> _EXERCISE BRIEF_
Report every line in the listing below where the string "faktury" shows up.

═══ INPUT MATERIAL

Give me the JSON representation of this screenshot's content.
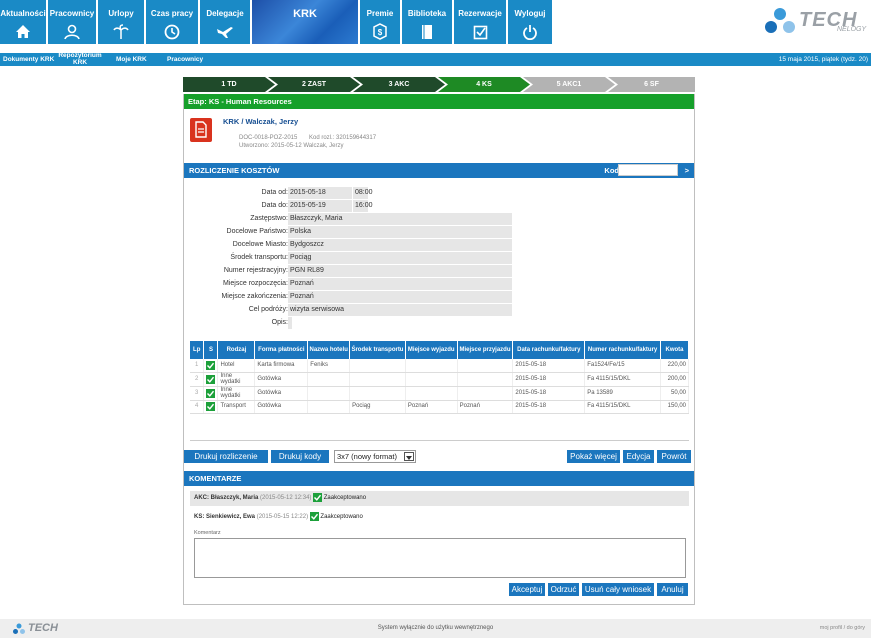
{
  "nav": {
    "items": [
      {
        "label": "Aktualności",
        "icon": "home-icon"
      },
      {
        "label": "Pracownicy",
        "icon": "people-icon"
      },
      {
        "label": "Urlopy",
        "icon": "palm-icon"
      },
      {
        "label": "Czas pracy",
        "icon": "clock-icon"
      },
      {
        "label": "Delegacje",
        "icon": "plane-icon"
      },
      {
        "label": "KRK",
        "icon": "krk-banner"
      },
      {
        "label": "Premie",
        "icon": "dollar-icon"
      },
      {
        "label": "Biblioteka",
        "icon": "book-icon"
      },
      {
        "label": "Rezerwacje",
        "icon": "checkbox-icon"
      },
      {
        "label": "Wyloguj",
        "icon": "power-icon"
      }
    ],
    "brand": {
      "text": "TECH",
      "sub": "NELOGY"
    }
  },
  "subnav": {
    "items": [
      "Dokumenty KRK",
      "Repozytorium KRK",
      "Moje KRK",
      "Pracownicy"
    ],
    "date": "15 maja 2015, piątek (tydz. 20)"
  },
  "steps": [
    "1 TD",
    "2 ZAST",
    "3 AKC",
    "4 KS",
    "5 AKC1",
    "6 SF"
  ],
  "etap": "Etap: KS - Human Resources",
  "doc": {
    "title_prefix": "KRK / ",
    "title_name": "Walczak, Jerzy",
    "number": "DOC-0018-POZ-2015",
    "kod_rozl": "Kod rozl.: 320159644317",
    "created": "Utworzono: 2015-05-12 Walczak, Jerzy"
  },
  "section_costs": {
    "title": "ROZLICZENIE KOSZTÓW",
    "kod_label": "Kod",
    "go": ">"
  },
  "fields": [
    {
      "label": "Data od:",
      "value": "2015-05-18",
      "time": "08:00"
    },
    {
      "label": "Data do:",
      "value": "2015-05-19",
      "time": "16:00"
    },
    {
      "label": "Zastępstwo:",
      "value": "Błaszczyk, Maria"
    },
    {
      "label": "Docelowe Państwo:",
      "value": "Polska"
    },
    {
      "label": "Docelowe Miasto:",
      "value": "Bydgoszcz"
    },
    {
      "label": "Środek transportu:",
      "value": "Pociąg"
    },
    {
      "label": "Numer rejestracyjny:",
      "value": "PGN RL89"
    },
    {
      "label": "Miejsce rozpoczęcia:",
      "value": "Poznań"
    },
    {
      "label": "Miejsce zakończenia:",
      "value": "Poznań"
    },
    {
      "label": "Cel podróży:",
      "value": "wizyta serwisowa"
    },
    {
      "label": "Opis:",
      "value": ""
    }
  ],
  "table": {
    "headers": [
      "Lp",
      "S",
      "Rodzaj",
      "Forma płatności",
      "Nazwa hotelu",
      "Środek transportu",
      "Miejsce wyjazdu",
      "Miejsce przyjazdu",
      "Data rachunku/faktury",
      "Numer rachunku/faktury",
      "Kwota"
    ],
    "rows": [
      [
        "1",
        "",
        "Hotel",
        "Karta firmowa",
        "Feniks",
        "",
        "",
        "",
        "2015-05-18",
        "Fa1524/Fe/15",
        "220,00"
      ],
      [
        "2",
        "",
        "Inne wydatki",
        "Gotówka",
        "",
        "",
        "",
        "",
        "2015-05-18",
        "Fa 4115/15/DKL",
        "200,00"
      ],
      [
        "3",
        "",
        "Inne wydatki",
        "Gotówka",
        "",
        "",
        "",
        "",
        "2015-05-18",
        "Pa 13589",
        "50,00"
      ],
      [
        "4",
        "",
        "Transport",
        "Gotówka",
        "",
        "Pociąg",
        "Poznań",
        "Poznań",
        "2015-05-18",
        "Fa 4115/15/DKL",
        "150,00"
      ]
    ]
  },
  "buttons": {
    "print_settlement": "Drukuj rozliczenie",
    "print_codes": "Drukuj kody",
    "format_selected": "3x7 (nowy format)",
    "show_more": "Pokaż więcej",
    "edit": "Edycja",
    "back": "Powrót",
    "accept": "Akceptuj",
    "reject": "Odrzuć",
    "delete_all": "Usuń cały wniosek",
    "cancel": "Anuluj"
  },
  "comments": {
    "title": "KOMENTARZE",
    "entries": [
      {
        "who": "AKC: Błaszczyk, Maria",
        "when": "(2015-05-12 12:34)",
        "status": "Zaakceptowano"
      },
      {
        "who": "KS: Sienkiewicz, Ewa",
        "when": "(2015-05-15 12:22)",
        "status": "Zaakceptowano"
      }
    ],
    "field_label": "Komentarz"
  },
  "footer": {
    "text": "System wyłącznie do użytku wewnętrznego",
    "links": "moj profil  /  do góry",
    "logo": "TECH"
  },
  "colors": {
    "nav_blue": "#1a8ac6",
    "bar_blue": "#1b76be",
    "stage_green": "#16a02a",
    "step_dark": "#1f4a2a",
    "step_current": "#1e8a24",
    "step_future": "#b3b3b3",
    "doc_red": "#d9331e"
  }
}
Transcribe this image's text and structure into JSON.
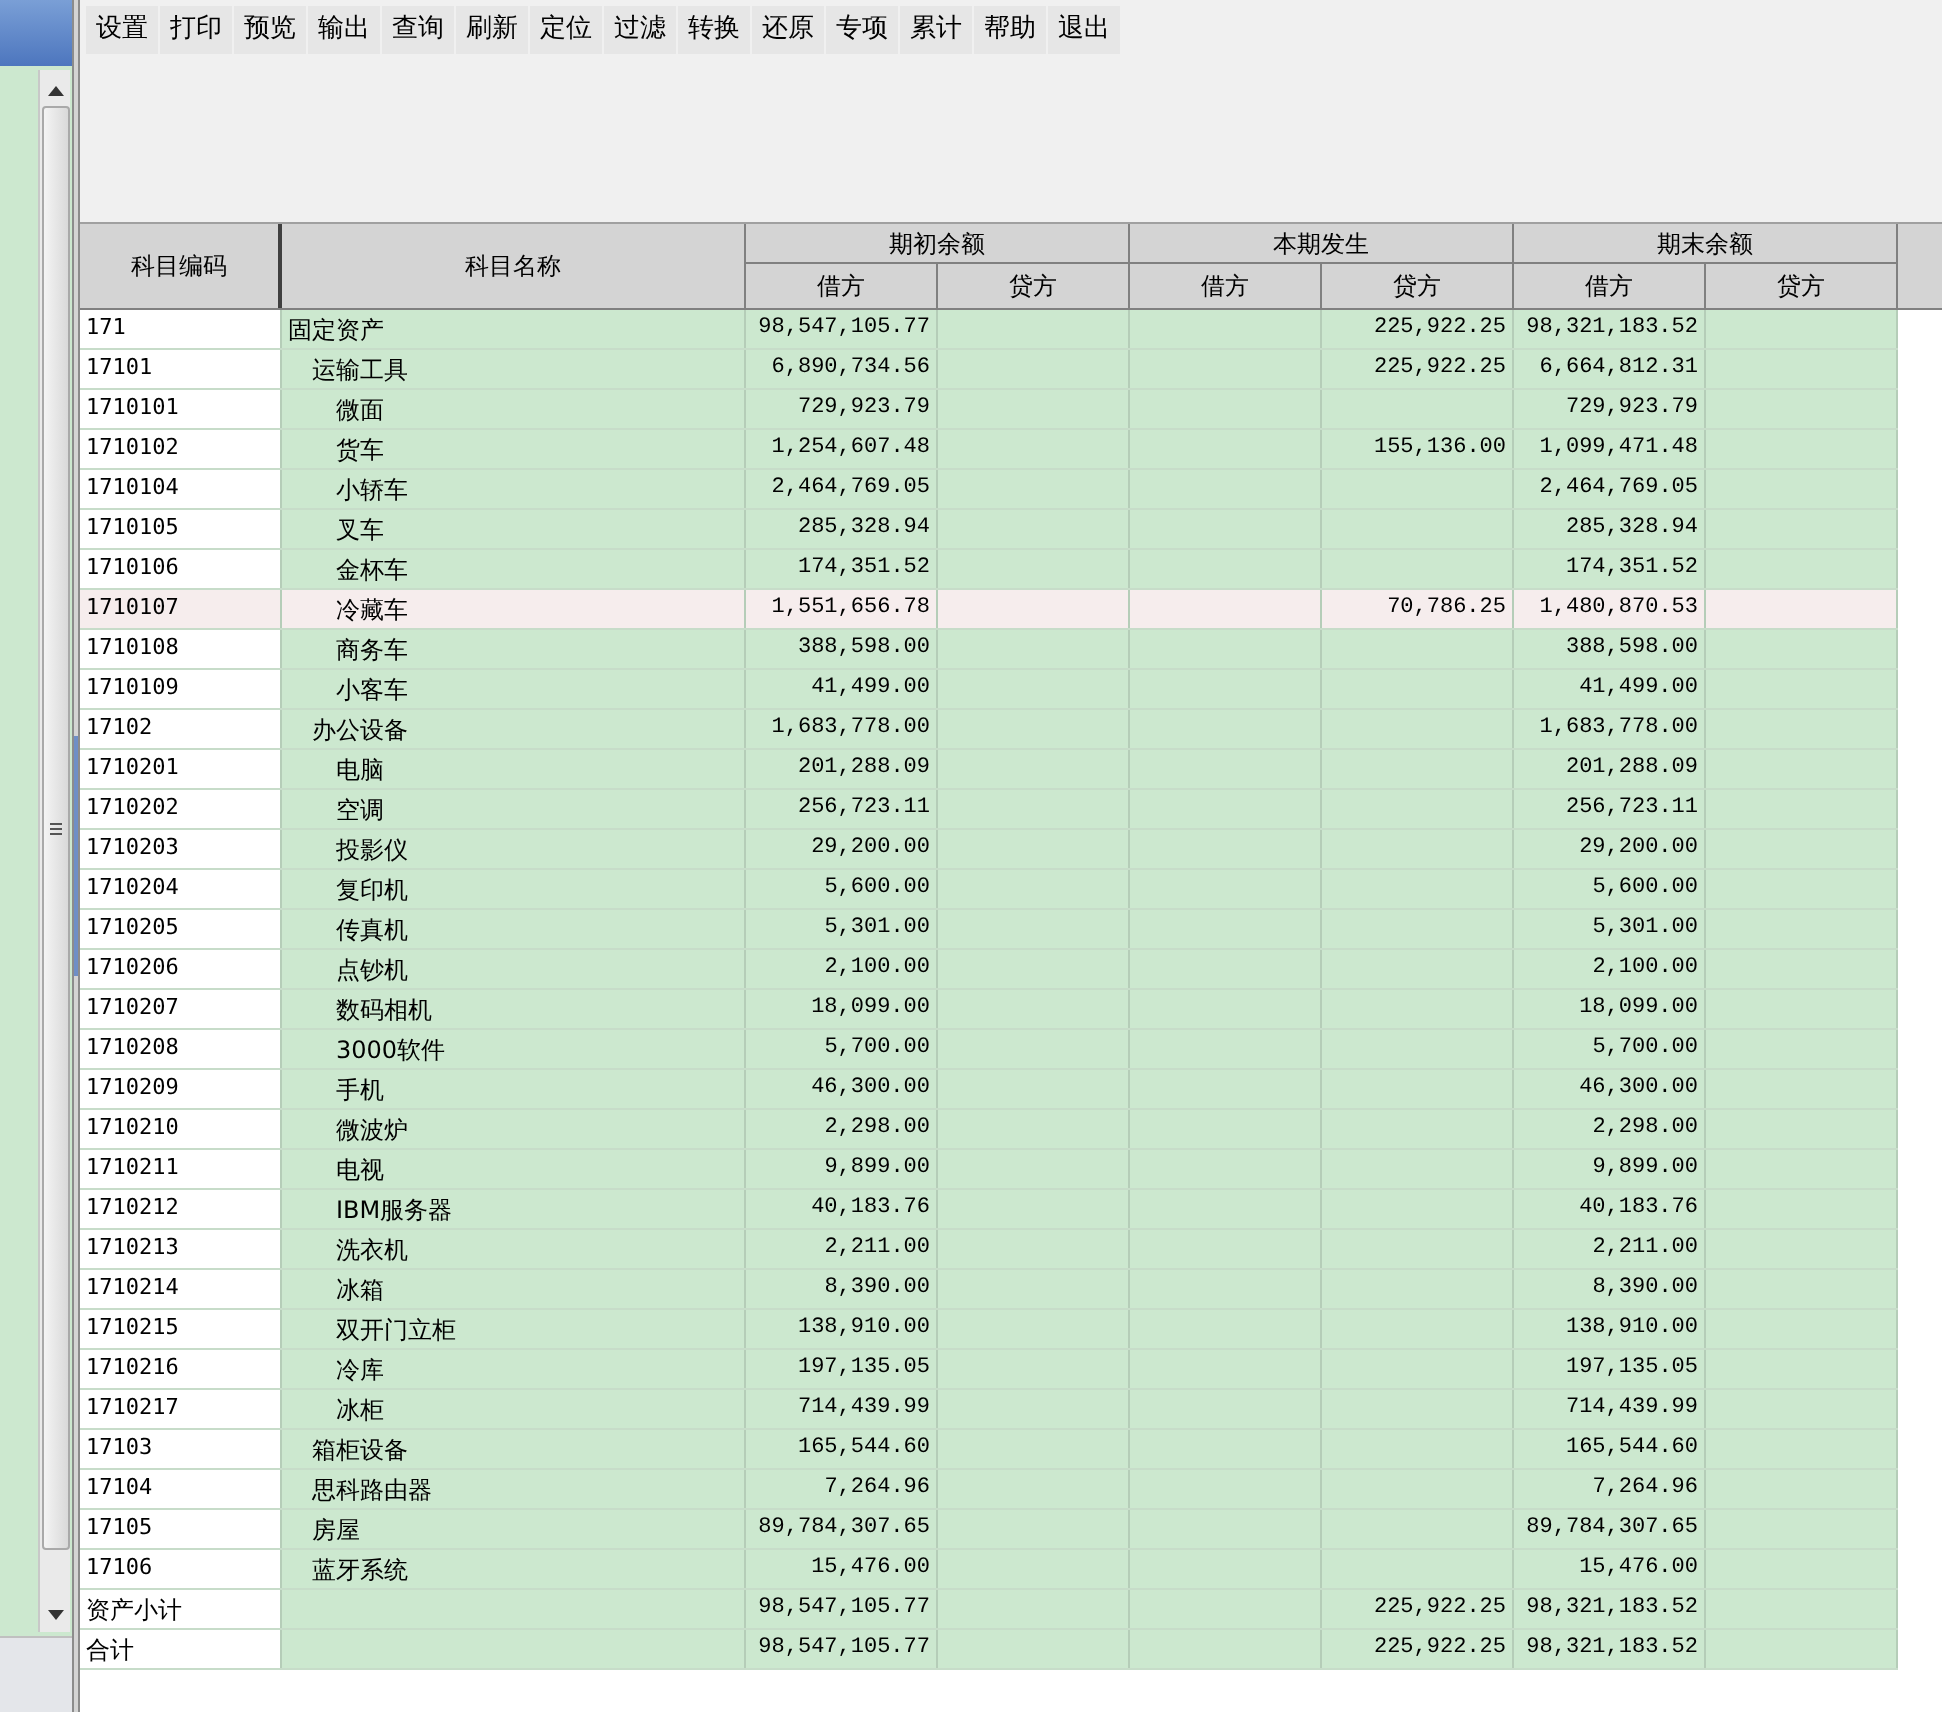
{
  "toolbar": [
    "设置",
    "打印",
    "预览",
    "输出",
    "查询",
    "刷新",
    "定位",
    "过滤",
    "转换",
    "还原",
    "专项",
    "累计",
    "帮助",
    "退出"
  ],
  "table": {
    "columns": [
      {
        "label": "科目编码"
      },
      {
        "label": "科目名称"
      },
      {
        "label": "期初余额",
        "sub": [
          "借方",
          "贷方"
        ]
      },
      {
        "label": "本期发生",
        "sub": [
          "借方",
          "贷方"
        ]
      },
      {
        "label": "期末余额",
        "sub": [
          "借方",
          "贷方"
        ]
      }
    ],
    "rows": [
      {
        "code": "171",
        "name": "固定资产",
        "values": {
          "opening_debit": "98,547,105.77",
          "period_credit": "225,922.25",
          "closing_debit": "98,321,183.52"
        },
        "selected": false,
        "children": [
          {
            "code": "17101",
            "name": "运输工具",
            "values": {
              "opening_debit": "6,890,734.56",
              "period_credit": "225,922.25",
              "closing_debit": "6,664,812.31"
            },
            "selected": false,
            "children": [
              {
                "code": "1710101",
                "name": "微面",
                "values": {
                  "opening_debit": "729,923.79",
                  "closing_debit": "729,923.79"
                },
                "selected": false
              },
              {
                "code": "1710102",
                "name": "货车",
                "values": {
                  "opening_debit": "1,254,607.48",
                  "period_credit": "155,136.00",
                  "closing_debit": "1,099,471.48"
                },
                "selected": false
              },
              {
                "code": "1710104",
                "name": "小轿车",
                "values": {
                  "opening_debit": "2,464,769.05",
                  "closing_debit": "2,464,769.05"
                },
                "selected": false
              },
              {
                "code": "1710105",
                "name": "叉车",
                "values": {
                  "opening_debit": "285,328.94",
                  "closing_debit": "285,328.94"
                },
                "selected": false
              },
              {
                "code": "1710106",
                "name": "金杯车",
                "values": {
                  "opening_debit": "174,351.52",
                  "closing_debit": "174,351.52"
                },
                "selected": false
              },
              {
                "code": "1710107",
                "name": "冷藏车",
                "values": {
                  "opening_debit": "1,551,656.78",
                  "period_credit": "70,786.25",
                  "closing_debit": "1,480,870.53"
                },
                "selected": true
              },
              {
                "code": "1710108",
                "name": "商务车",
                "values": {
                  "opening_debit": "388,598.00",
                  "closing_debit": "388,598.00"
                },
                "selected": false
              },
              {
                "code": "1710109",
                "name": "小客车",
                "values": {
                  "opening_debit": "41,499.00",
                  "closing_debit": "41,499.00"
                },
                "selected": false
              }
            ]
          },
          {
            "code": "17102",
            "name": "办公设备",
            "values": {
              "opening_debit": "1,683,778.00",
              "closing_debit": "1,683,778.00"
            },
            "selected": false,
            "children": [
              {
                "code": "1710201",
                "name": "电脑",
                "values": {
                  "opening_debit": "201,288.09",
                  "closing_debit": "201,288.09"
                },
                "selected": false
              },
              {
                "code": "1710202",
                "name": "空调",
                "values": {
                  "opening_debit": "256,723.11",
                  "closing_debit": "256,723.11"
                },
                "selected": false
              },
              {
                "code": "1710203",
                "name": "投影仪",
                "values": {
                  "opening_debit": "29,200.00",
                  "closing_debit": "29,200.00"
                },
                "selected": false
              },
              {
                "code": "1710204",
                "name": "复印机",
                "values": {
                  "opening_debit": "5,600.00",
                  "closing_debit": "5,600.00"
                },
                "selected": false
              },
              {
                "code": "1710205",
                "name": "传真机",
                "values": {
                  "opening_debit": "5,301.00",
                  "closing_debit": "5,301.00"
                },
                "selected": false
              },
              {
                "code": "1710206",
                "name": "点钞机",
                "values": {
                  "opening_debit": "2,100.00",
                  "closing_debit": "2,100.00"
                },
                "selected": false
              },
              {
                "code": "1710207",
                "name": "数码相机",
                "values": {
                  "opening_debit": "18,099.00",
                  "closing_debit": "18,099.00"
                },
                "selected": false
              },
              {
                "code": "1710208",
                "name": "3000软件",
                "values": {
                  "opening_debit": "5,700.00",
                  "closing_debit": "5,700.00"
                },
                "selected": false
              },
              {
                "code": "1710209",
                "name": "手机",
                "values": {
                  "opening_debit": "46,300.00",
                  "closing_debit": "46,300.00"
                },
                "selected": false
              },
              {
                "code": "1710210",
                "name": "微波炉",
                "values": {
                  "opening_debit": "2,298.00",
                  "closing_debit": "2,298.00"
                },
                "selected": false
              },
              {
                "code": "1710211",
                "name": "电视",
                "values": {
                  "opening_debit": "9,899.00",
                  "closing_debit": "9,899.00"
                },
                "selected": false
              },
              {
                "code": "1710212",
                "name": "IBM服务器",
                "values": {
                  "opening_debit": "40,183.76",
                  "closing_debit": "40,183.76"
                },
                "selected": false
              },
              {
                "code": "1710213",
                "name": "洗衣机",
                "values": {
                  "opening_debit": "2,211.00",
                  "closing_debit": "2,211.00"
                },
                "selected": false
              },
              {
                "code": "1710214",
                "name": "冰箱",
                "values": {
                  "opening_debit": "8,390.00",
                  "closing_debit": "8,390.00"
                },
                "selected": false
              },
              {
                "code": "1710215",
                "name": "双开门立柜",
                "values": {
                  "opening_debit": "138,910.00",
                  "closing_debit": "138,910.00"
                },
                "selected": false
              },
              {
                "code": "1710216",
                "name": "冷库",
                "values": {
                  "opening_debit": "197,135.05",
                  "closing_debit": "197,135.05"
                },
                "selected": false
              },
              {
                "code": "1710217",
                "name": "冰柜",
                "values": {
                  "opening_debit": "714,439.99",
                  "closing_debit": "714,439.99"
                },
                "selected": false
              }
            ]
          },
          {
            "code": "17103",
            "name": "箱柜设备",
            "values": {
              "opening_debit": "165,544.60",
              "closing_debit": "165,544.60"
            },
            "selected": false
          },
          {
            "code": "17104",
            "name": "思科路由器",
            "values": {
              "opening_debit": "7,264.96",
              "closing_debit": "7,264.96"
            },
            "selected": false
          },
          {
            "code": "17105",
            "name": "房屋",
            "values": {
              "opening_debit": "89,784,307.65",
              "closing_debit": "89,784,307.65"
            },
            "selected": false
          },
          {
            "code": "17106",
            "name": "蓝牙系统",
            "values": {
              "opening_debit": "15,476.00",
              "closing_debit": "15,476.00"
            },
            "selected": false
          }
        ]
      }
    ],
    "totals": [
      {
        "label": "资产小计",
        "values": {
          "opening_debit": "98,547,105.77",
          "period_credit": "225,922.25",
          "closing_debit": "98,321,183.52"
        },
        "selected": false
      },
      {
        "label": "合计",
        "values": {
          "opening_debit": "98,547,105.77",
          "period_credit": "225,922.25",
          "closing_debit": "98,321,183.52"
        },
        "selected": false
      }
    ]
  }
}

══════

> _RESPONSE TO THE TASK_
      "Data rachunku/faktury",
      "Numer rachunku/faktury",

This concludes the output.